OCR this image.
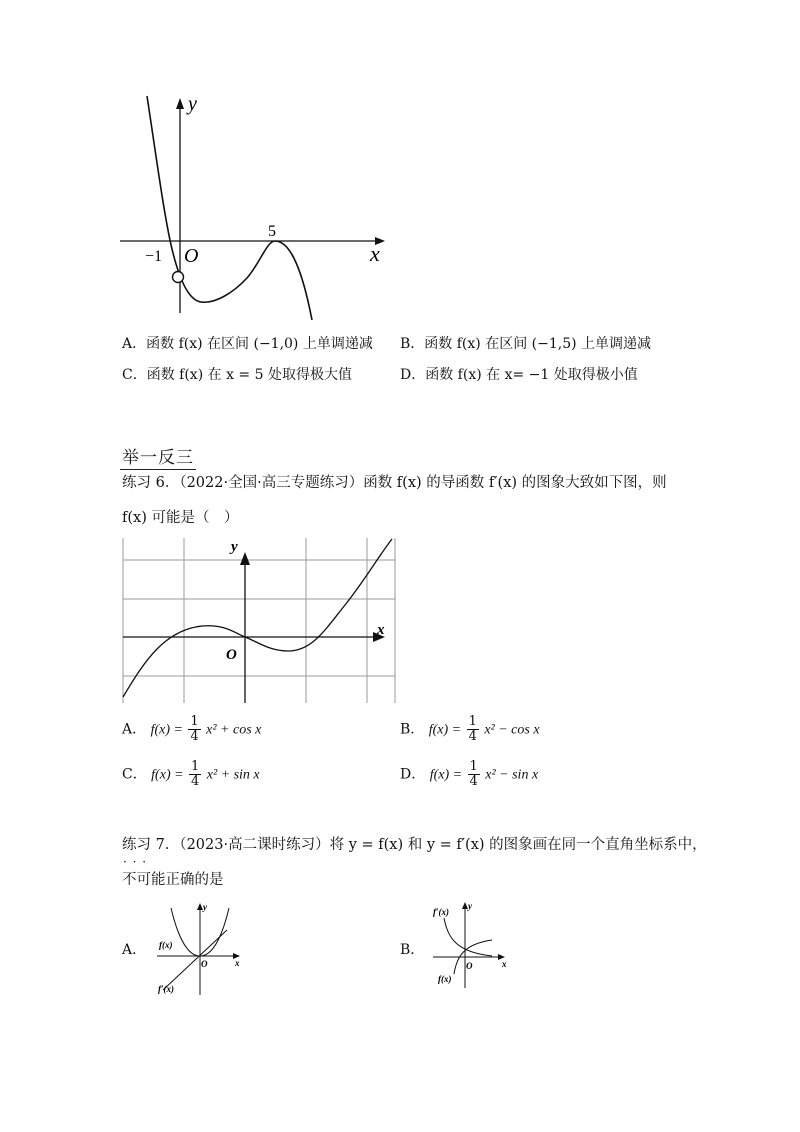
y
x
O
−1
5
A．函数 f(x) 在区间 (−1,0) 上单调递减 B．函数 f(x) 在区间 (−1,5) 上单调递减
C．函数 f(x) 在 x = 5 处取得极大值	D．函数 f(x) 在 x= −1 处取得极小值
举一反三
练习 6．（2022·全国·高三专题练习）函数 f(x) 的导函数 f′(x) 的图象大致如下图，则
f(x) 可能是（　）
y
x
O
A． $f(x) = \frac{1}{4} x^2 + \cos x$	B． $f(x) = \frac{1}{4} x^2 - \cos x$
C． $f(x) = \frac{1}{4} x^2 + \sin x$	D． $f(x) = \frac{1}{4} x^2 - \sin x$
练习 7．（2023·高二课时练习）将 y = f(x) 和 y = f′(x) 的图象画在同一个直角坐标系中，
· · ·
不可能正确的是
A．
y
x
O
f(x)
f′(x)
B．
y
x
O
f′(x)
f(x)
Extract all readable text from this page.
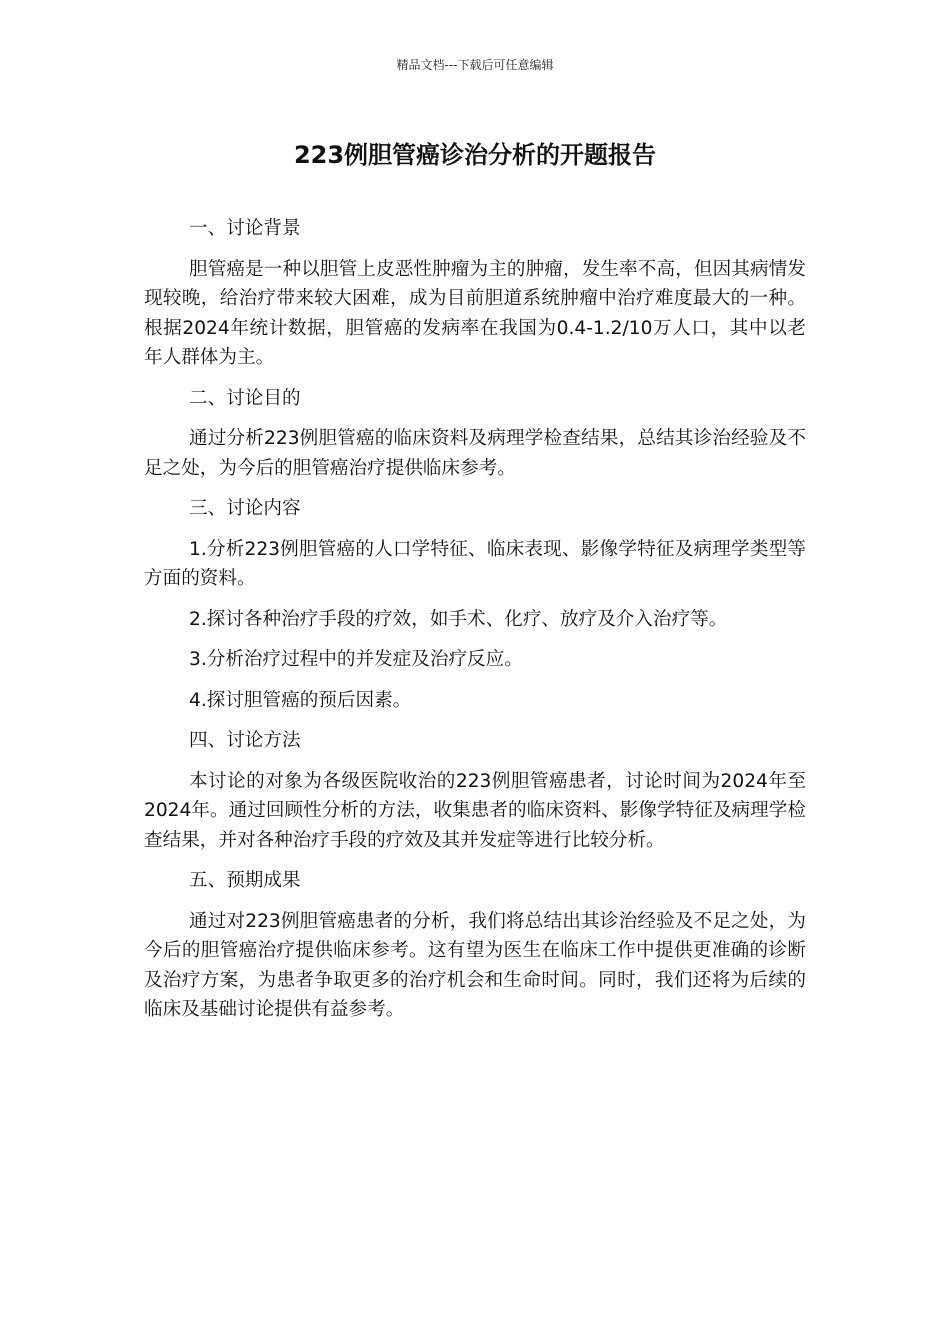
精品文档---下载后可任意编辑
223例胆管癌诊治分析的开题报告
一、讨论背景

胆管癌是一种以胆管上皮恶性肿瘤为主的肿瘤，发生率不高，但因其病情发现较晚，给治疗带来较大困难，成为目前胆道系统肿瘤中治疗难度最大的一种。根据2024年统计数据，胆管癌的发病率在我国为0.4-1.2/10万人口，其中以老年人群体为主。

二、讨论目的

通过分析223例胆管癌的临床资料及病理学检查结果，总结其诊治经验及不足之处，为今后的胆管癌治疗提供临床参考。

三、讨论内容

1.分析223例胆管癌的人口学特征、临床表现、影像学特征及病理学类型等方面的资料。

2.探讨各种治疗手段的疗效，如手术、化疗、放疗及介入治疗等。

3.分析治疗过程中的并发症及治疗反应。

4.探讨胆管癌的预后因素。

四、讨论方法

本讨论的对象为各级医院收治的223例胆管癌患者，讨论时间为2024年至2024年。通过回顾性分析的方法，收集患者的临床资料、影像学特征及病理学检查结果，并对各种治疗手段的疗效及其并发症等进行比较分析。

五、预期成果

通过对223例胆管癌患者的分析，我们将总结出其诊治经验及不足之处，为今后的胆管癌治疗提供临床参考。这有望为医生在临床工作中提供更准确的诊断及治疗方案，为患者争取更多的治疗机会和生命时间。同时，我们还将为后续的临床及基础讨论提供有益参考。
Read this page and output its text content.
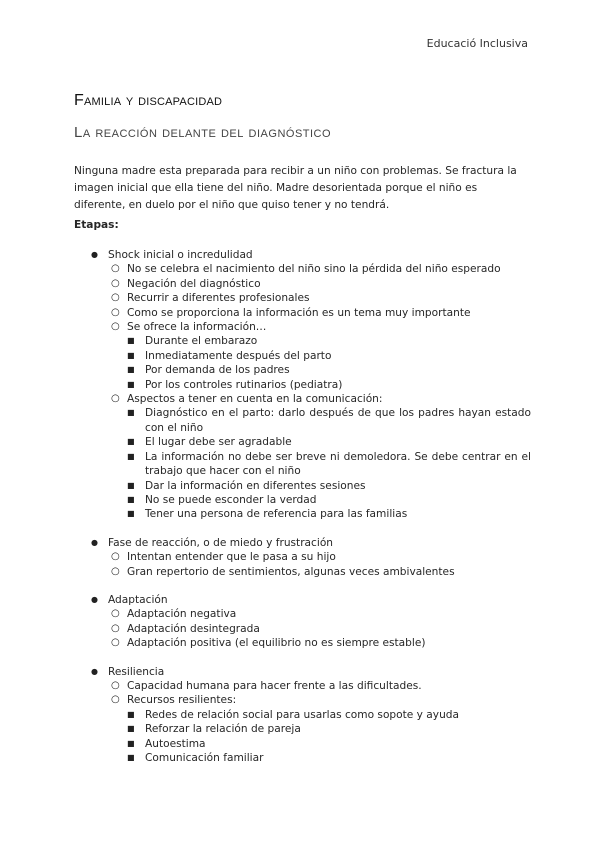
Educació Inclusiva
Familia y discapacidad
La reacción delante del diagnóstico

Ninguna madre esta preparada para recibir a un niño con problemas. Se fractura la imagen inicial que ella tiene del niño. Madre desorientada porque el niño es diferente, en duelo por el niño que quiso tener y no tendrá.

Etapas:
● Shock inicial o incredulidad
○ No se celebra el nacimiento del niño sino la pérdida del niño esperado
○ Negación del diagnóstico
○ Recurrir a diferentes profesionales
○ Como se proporciona la información es un tema muy importante
○ Se ofrece la información…
■ Durante el embarazo
■ Inmediatamente después del parto
■ Por demanda de los padres
■ Por los controles rutinarios (pediatra)
○ Aspectos a tener en cuenta en la comunicación:
■ Diagnóstico en el parto: darlo después de que los padres hayan estado con el niño
■ El lugar debe ser agradable
■ La información no debe ser breve ni demoledora. Se debe centrar en el trabajo que hacer con el niño
■ Dar la información en diferentes sesiones
■ No se puede esconder la verdad
■ Tener una persona de referencia para las familias
● Fase de reacción, o de miedo y frustración
○ Intentan entender que le pasa a su hijo
○ Gran repertorio de sentimientos, algunas veces ambivalentes
● Adaptación
○ Adaptación negativa
○ Adaptación desintegrada
○ Adaptación positiva (el equilibrio no es siempre estable)
● Resiliencia
○ Capacidad humana para hacer frente a las dificultades.
○ Recursos resilientes:
■ Redes de relación social para usarlas como sopote y ayuda
■ Reforzar la relación de pareja
■ Autoestima
■ Comunicación familiar
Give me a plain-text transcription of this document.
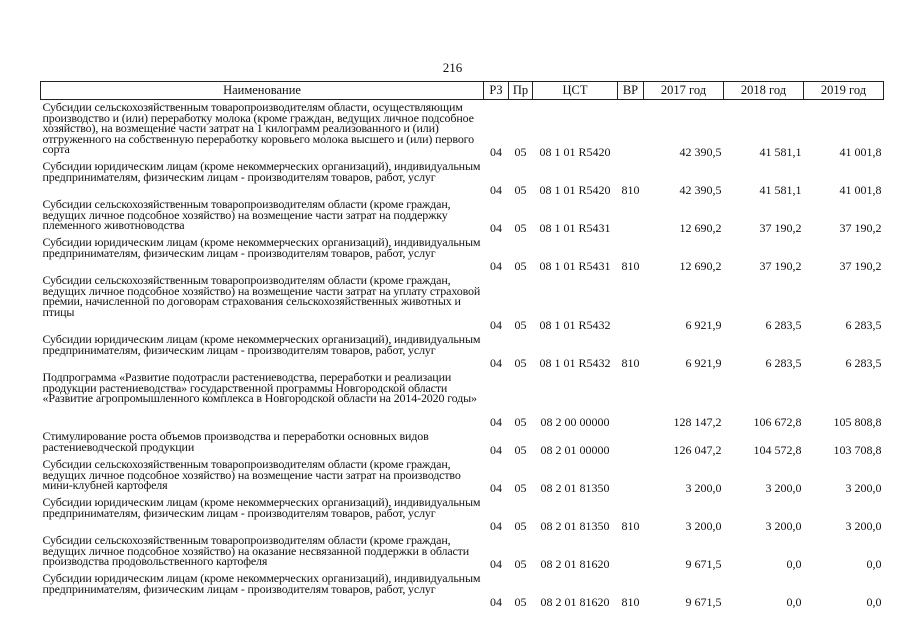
216
Наименование	РЗ	Пр	ЦСТ	ВР	2017 год	2018 год	2019 год
Субсидии сельскохозяйственным товаропроизводителям области, осуществляющим производство и (или) переработку молока (кроме граждан, ведущих личное подсобное хозяйство), на возмещение части затрат на 1 килограмм реализованного и (или) отгруженного на собственную переработку коровьего молока высшего и (или) первого сорта	04	05	08 1 01 R5420		42 390,5	41 581,1	41 001,8
Субсидии юридическим лицам (кроме некоммерческих организаций), индивидуальным предпринимателям, физическим лицам - производителям товаров, работ, услуг	04	05	08 1 01 R5420	810	42 390,5	41 581,1	41 001,8
Субсидии сельскохозяйственным товаропроизводителям области (кроме граждан, ведущих личное подсобное хозяйство) на возмещение части затрат на поддержку племенного животноводства	04	05	08 1 01 R5431		12 690,2	37 190,2	37 190,2
Субсидии юридическим лицам (кроме некоммерческих организаций), индивидуальным предпринимателям, физическим лицам - производителям товаров, работ, услуг	04	05	08 1 01 R5431	810	12 690,2	37 190,2	37 190,2
Субсидии сельскохозяйственным товаропроизводителям области (кроме граждан, ведущих личное подсобное хозяйство) на возмещение части затрат на уплату страховой премии, начисленной по договорам страхования сельскохозяйственных животных и птицы	04	05	08 1 01 R5432		6 921,9	6 283,5	6 283,5
Субсидии юридическим лицам (кроме некоммерческих организаций), индивидуальным предпринимателям, физическим лицам - производителям товаров, работ, услуг	04	05	08 1 01 R5432	810	6 921,9	6 283,5	6 283,5
Подпрограмма «Развитие подотрасли растениеводства, переработки и реализации продукции растениеводства» государственной программы Новгородской области «Развитие агропромышленного комплекса в Новгородской области на 2014-2020 годы»	04	05	08 2 00 00000		128 147,2	106 672,8	105 808,8
Стимулирование роста объемов производства и переработки основных видов растениеводческой продукции	04	05	08 2 01 00000		126 047,2	104 572,8	103 708,8
Субсидии сельскохозяйственным товаропроизводителям области (кроме граждан, ведущих личное подсобное хозяйство) на возмещение части затрат на производство мини-клубней картофеля	04	05	08 2 01 81350		3 200,0	3 200,0	3 200,0
Субсидии юридическим лицам (кроме некоммерческих организаций), индивидуальным предпринимателям, физическим лицам - производителям товаров, работ, услуг	04	05	08 2 01 81350	810	3 200,0	3 200,0	3 200,0
Субсидии сельскохозяйственным товаропроизводителям области (кроме граждан, ведущих личное подсобное хозяйство) на оказание несвязанной поддержки в области производства продовольственного картофеля	04	05	08 2 01 81620		9 671,5	0,0	0,0
Субсидии юридическим лицам (кроме некоммерческих организаций), индивидуальным предпринимателям, физическим лицам - производителям товаров, работ, услуг	04	05	08 2 01 81620	810	9 671,5	0,0	0,0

◆ Objective: Write out every line above exactly as it is, leaving out the pictures.

◆ Exercise result:
OCR this image.
y
x
O
−1
5
A．函数 f(x) 在区间 (−1,0) 上单调递减 B．函数 f(x) 在区间 (−1,5) 上单调递减
C．函数 f(x) 在 x = 5 处取得极大值	D．函数 f(x) 在 x= −1 处取得极小值
举一反三
练习 6．（2022·全国·高三专题练习）函数 f(x) 的导函数 f′(x) 的图象大致如下图，则
f(x) 可能是（　）
y
x
O
A． $f(x) = \frac{1}{4} x^2 + \cos x$	B． $f(x) = \frac{1}{4} x^2 - \cos x$
C． $f(x) = \frac{1}{4} x^2 + \sin x$	D． $f(x) = \frac{1}{4} x^2 - \sin x$
练习 7．（2023·高二课时练习）将 y = f(x) 和 y = f′(x) 的图象画在同一个直角坐标系中，
· · ·
不可能正确的是
A．
y
x
O
f(x)
f′(x)
B．
y
x
O
f′(x)
f(x)
Extract all readable text from this page.
精品文档---下载后可任意编辑
223例胆管癌诊治分析的开题报告
一、讨论背景

胆管癌是一种以胆管上皮恶性肿瘤为主的肿瘤，发生率不高，但因其病情发现较晚，给治疗带来较大困难，成为目前胆道系统肿瘤中治疗难度最大的一种。根据2024年统计数据，胆管癌的发病率在我国为0.4-1.2/10万人口，其中以老年人群体为主。

二、讨论目的

通过分析223例胆管癌的临床资料及病理学检查结果，总结其诊治经验及不足之处，为今后的胆管癌治疗提供临床参考。

三、讨论内容

1.分析223例胆管癌的人口学特征、临床表现、影像学特征及病理学类型等方面的资料。

2.探讨各种治疗手段的疗效，如手术、化疗、放疗及介入治疗等。

3.分析治疗过程中的并发症及治疗反应。

4.探讨胆管癌的预后因素。

四、讨论方法

本讨论的对象为各级医院收治的223例胆管癌患者，讨论时间为2024年至2024年。通过回顾性分析的方法，收集患者的临床资料、影像学特征及病理学检查结果，并对各种治疗手段的疗效及其并发症等进行比较分析。

五、预期成果

通过对223例胆管癌患者的分析，我们将总结出其诊治经验及不足之处，为今后的胆管癌治疗提供临床参考。这有望为医生在临床工作中提供更准确的诊断及治疗方案，为患者争取更多的治疗机会和生命时间。同时，我们还将为后续的临床及基础讨论提供有益参考。
Read this page and output its text content.
Educació Inclusiva
Familia y discapacidad
La reacción delante del diagnóstico

Ninguna madre esta preparada para recibir a un niño con problemas. Se fractura la imagen inicial que ella tiene del niño. Madre desorientada porque el niño es diferente, en duelo por el niño que quiso tener y no tendrá.

Etapas:
● Shock inicial o incredulidad
○ No se celebra el nacimiento del niño sino la pérdida del niño esperado
○ Negación del diagnóstico
○ Recurrir a diferentes profesionales
○ Como se proporciona la información es un tema muy importante
○ Se ofrece la información…
■ Durante el embarazo
■ Inmediatamente después del parto
■ Por demanda de los padres
■ Por los controles rutinarios (pediatra)
○ Aspectos a tener en cuenta en la comunicación:
■ Diagnóstico en el parto: darlo después de que los padres hayan estado con el niño
■ El lugar debe ser agradable
■ La información no debe ser breve ni demoledora. Se debe centrar en el trabajo que hacer con el niño
■ Dar la información en diferentes sesiones
■ No se puede esconder la verdad
■ Tener una persona de referencia para las familias
● Fase de reacción, o de miedo y frustración
○ Intentan entender que le pasa a su hijo
○ Gran repertorio de sentimientos, algunas veces ambivalentes
● Adaptación
○ Adaptación negativa
○ Adaptación desintegrada
○ Adaptación positiva (el equilibrio no es siempre estable)
● Resiliencia
○ Capacidad humana para hacer frente a las dificultades.
○ Recursos resilientes:
■ Redes de relación social para usarlas como sopote y ayuda
■ Reforzar la relación de pareja
■ Autoestima
■ Comunicación familiar
Give me a plain-text transcription of this document.
216
Наименование	РЗ	Пр	ЦСТ	ВР	2017 год	2018 год	2019 год
Субсидии сельскохозяйственным товаропроизводителям области, осуществляющим производство и (или) переработку молока (кроме граждан, ведущих личное подсобное хозяйство), на возмещение части затрат на 1 килограмм реализованного и (или) отгруженного на собственную переработку коровьего молока высшего и (или) первого сорта	04	05	08 1 01 R5420		42 390,5	41 581,1	41 001,8
Субсидии юридическим лицам (кроме некоммерческих организаций), индивидуальным предпринимателям, физическим лицам - производителям товаров, работ, услуг	04	05	08 1 01 R5420	810	42 390,5	41 581,1	41 001,8
Субсидии сельскохозяйственным товаропроизводителям области (кроме граждан, ведущих личное подсобное хозяйство) на возмещение части затрат на поддержку племенного животноводства	04	05	08 1 01 R5431		12 690,2	37 190,2	37 190,2
Субсидии юридическим лицам (кроме некоммерческих организаций), индивидуальным предпринимателям, физическим лицам - производителям товаров, работ, услуг	04	05	08 1 01 R5431	810	12 690,2	37 190,2	37 190,2
Субсидии сельскохозяйственным товаропроизводителям области (кроме граждан, ведущих личное подсобное хозяйство) на возмещение части затрат на уплату страховой премии, начисленной по договорам страхования сельскохозяйственных животных и птицы	04	05	08 1 01 R5432		6 921,9	6 283,5	6 283,5
Субсидии юридическим лицам (кроме некоммерческих организаций), индивидуальным предпринимателям, физическим лицам - производителям товаров, работ, услуг	04	05	08 1 01 R5432	810	6 921,9	6 283,5	6 283,5
Подпрограмма «Развитие подотрасли растениеводства, переработки и реализации продукции растениеводства» государственной программы Новгородской области «Развитие агропромышленного комплекса в Новгородской области на 2014-2020 годы»	04	05	08 2 00 00000		128 147,2	106 672,8	105 808,8
Стимулирование роста объемов производства и переработки основных видов растениеводческой продукции	04	05	08 2 01 00000		126 047,2	104 572,8	103 708,8
Субсидии сельскохозяйственным товаропроизводителям области (кроме граждан, ведущих личное подсобное хозяйство) на возмещение части затрат на производство мини-клубней картофеля	04	05	08 2 01 81350		3 200,0	3 200,0	3 200,0
Субсидии юридическим лицам (кроме некоммерческих организаций), индивидуальным предпринимателям, физическим лицам - производителям товаров, работ, услуг	04	05	08 2 01 81350	810	3 200,0	3 200,0	3 200,0
Субсидии сельскохозяйственным товаропроизводителям области (кроме граждан, ведущих личное подсобное хозяйство) на оказание несвязанной поддержки в области производства продовольственного картофеля	04	05	08 2 01 81620		9 671,5	0,0	0,0
Субсидии юридическим лицам (кроме некоммерческих организаций), индивидуальным предпринимателям, физическим лицам - производителям товаров, работ, услуг	04	05	08 2 01 81620	810	9 671,5	0,0	0,0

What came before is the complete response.